** begin **
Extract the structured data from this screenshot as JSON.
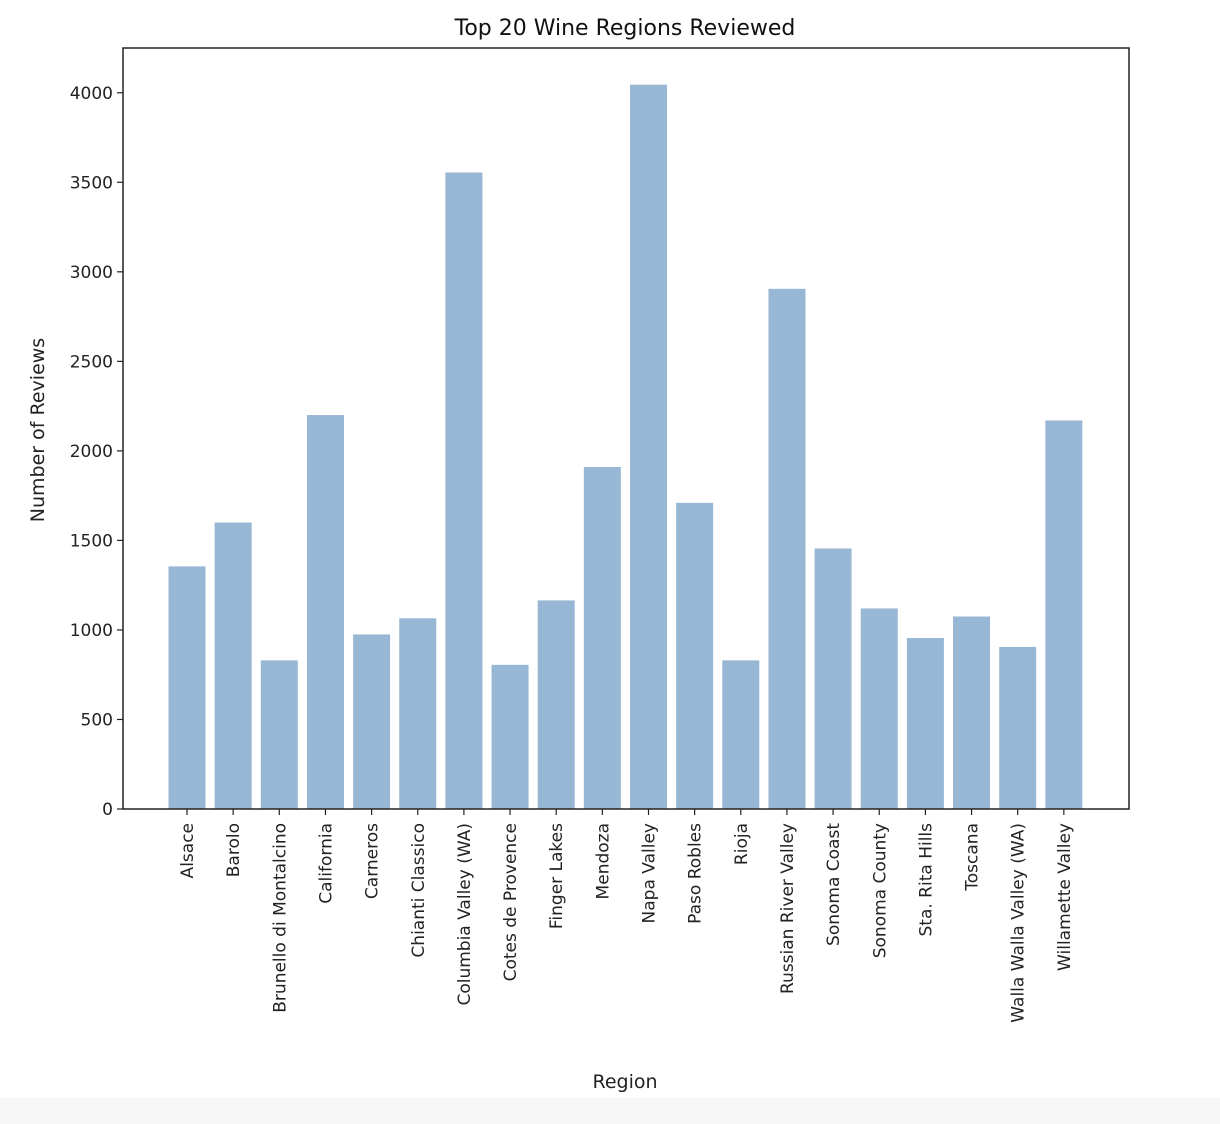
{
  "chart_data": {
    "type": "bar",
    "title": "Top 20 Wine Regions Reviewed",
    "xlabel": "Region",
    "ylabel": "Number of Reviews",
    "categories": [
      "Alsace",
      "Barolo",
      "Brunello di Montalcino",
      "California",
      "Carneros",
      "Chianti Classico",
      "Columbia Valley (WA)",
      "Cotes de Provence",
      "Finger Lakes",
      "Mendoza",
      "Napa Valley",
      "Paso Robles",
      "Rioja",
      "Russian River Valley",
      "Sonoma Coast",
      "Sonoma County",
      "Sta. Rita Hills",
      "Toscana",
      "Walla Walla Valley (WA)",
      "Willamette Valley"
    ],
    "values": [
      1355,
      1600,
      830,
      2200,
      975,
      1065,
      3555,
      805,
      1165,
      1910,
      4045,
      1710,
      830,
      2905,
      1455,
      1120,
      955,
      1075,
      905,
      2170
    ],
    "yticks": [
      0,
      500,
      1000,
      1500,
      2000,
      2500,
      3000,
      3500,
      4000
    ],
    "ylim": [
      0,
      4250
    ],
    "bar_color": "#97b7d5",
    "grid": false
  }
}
** end **
-- Required work --
Give the data again exactly as written, with all pictures left out.

-- Finished task --
Extract the structured data from this screenshot as JSON.
{
  "chart_data": {
    "type": "bar",
    "title": "Top 20 Wine Regions Reviewed",
    "xlabel": "Region",
    "ylabel": "Number of Reviews",
    "categories": [
      "Alsace",
      "Barolo",
      "Brunello di Montalcino",
      "California",
      "Carneros",
      "Chianti Classico",
      "Columbia Valley (WA)",
      "Cotes de Provence",
      "Finger Lakes",
      "Mendoza",
      "Napa Valley",
      "Paso Robles",
      "Rioja",
      "Russian River Valley",
      "Sonoma Coast",
      "Sonoma County",
      "Sta. Rita Hills",
      "Toscana",
      "Walla Walla Valley (WA)",
      "Willamette Valley"
    ],
    "values": [
      1355,
      1600,
      830,
      2200,
      975,
      1065,
      3555,
      805,
      1165,
      1910,
      4045,
      1710,
      830,
      2905,
      1455,
      1120,
      955,
      1075,
      905,
      2170
    ],
    "yticks": [
      0,
      500,
      1000,
      1500,
      2000,
      2500,
      3000,
      3500,
      4000
    ],
    "ylim": [
      0,
      4250
    ],
    "bar_color": "#97b7d5",
    "grid": false
  }
}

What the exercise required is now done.